Data records
>> start

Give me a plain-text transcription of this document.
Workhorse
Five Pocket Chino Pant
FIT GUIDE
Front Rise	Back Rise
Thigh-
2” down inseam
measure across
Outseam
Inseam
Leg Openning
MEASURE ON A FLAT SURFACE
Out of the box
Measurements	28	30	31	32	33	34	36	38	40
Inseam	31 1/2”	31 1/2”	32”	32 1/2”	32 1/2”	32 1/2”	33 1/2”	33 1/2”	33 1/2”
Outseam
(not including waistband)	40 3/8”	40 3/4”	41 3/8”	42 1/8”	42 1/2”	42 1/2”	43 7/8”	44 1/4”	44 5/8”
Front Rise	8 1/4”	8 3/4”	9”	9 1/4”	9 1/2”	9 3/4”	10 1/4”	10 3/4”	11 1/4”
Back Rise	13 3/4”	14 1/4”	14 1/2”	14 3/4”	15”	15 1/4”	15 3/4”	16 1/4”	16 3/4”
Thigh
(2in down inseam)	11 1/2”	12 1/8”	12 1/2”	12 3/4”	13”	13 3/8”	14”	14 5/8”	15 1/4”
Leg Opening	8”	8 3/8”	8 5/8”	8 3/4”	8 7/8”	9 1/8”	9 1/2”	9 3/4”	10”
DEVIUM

>> end

### [Written exercise]
Write out every entry word for word.

### [Full response]
Give me a plain-text transcription of this document.
Workhorse
Five Pocket Chino Pant
FIT GUIDE
Front Rise	Back Rise
Thigh-
2” down inseam
measure across
Outseam
Inseam
Leg Openning
MEASURE ON A FLAT SURFACE
Out of the box
Measurements	28	30	31	32	33	34	36	38	40
Inseam	31 1/2”	31 1/2”	32”	32 1/2”	32 1/2”	32 1/2”	33 1/2”	33 1/2”	33 1/2”
Outseam
(not including waistband)	40 3/8”	40 3/4”	41 3/8”	42 1/8”	42 1/2”	42 1/2”	43 7/8”	44 1/4”	44 5/8”
Front Rise	8 1/4”	8 3/4”	9”	9 1/4”	9 1/2”	9 3/4”	10 1/4”	10 3/4”	11 1/4”
Back Rise	13 3/4”	14 1/4”	14 1/2”	14 3/4”	15”	15 1/4”	15 3/4”	16 1/4”	16 3/4”
Thigh
(2in down inseam)	11 1/2”	12 1/8”	12 1/2”	12 3/4”	13”	13 3/8”	14”	14 5/8”	15 1/4”
Leg Opening	8”	8 3/8”	8 5/8”	8 3/4”	8 7/8”	9 1/8”	9 1/2”	9 3/4”	10”
DEVIUM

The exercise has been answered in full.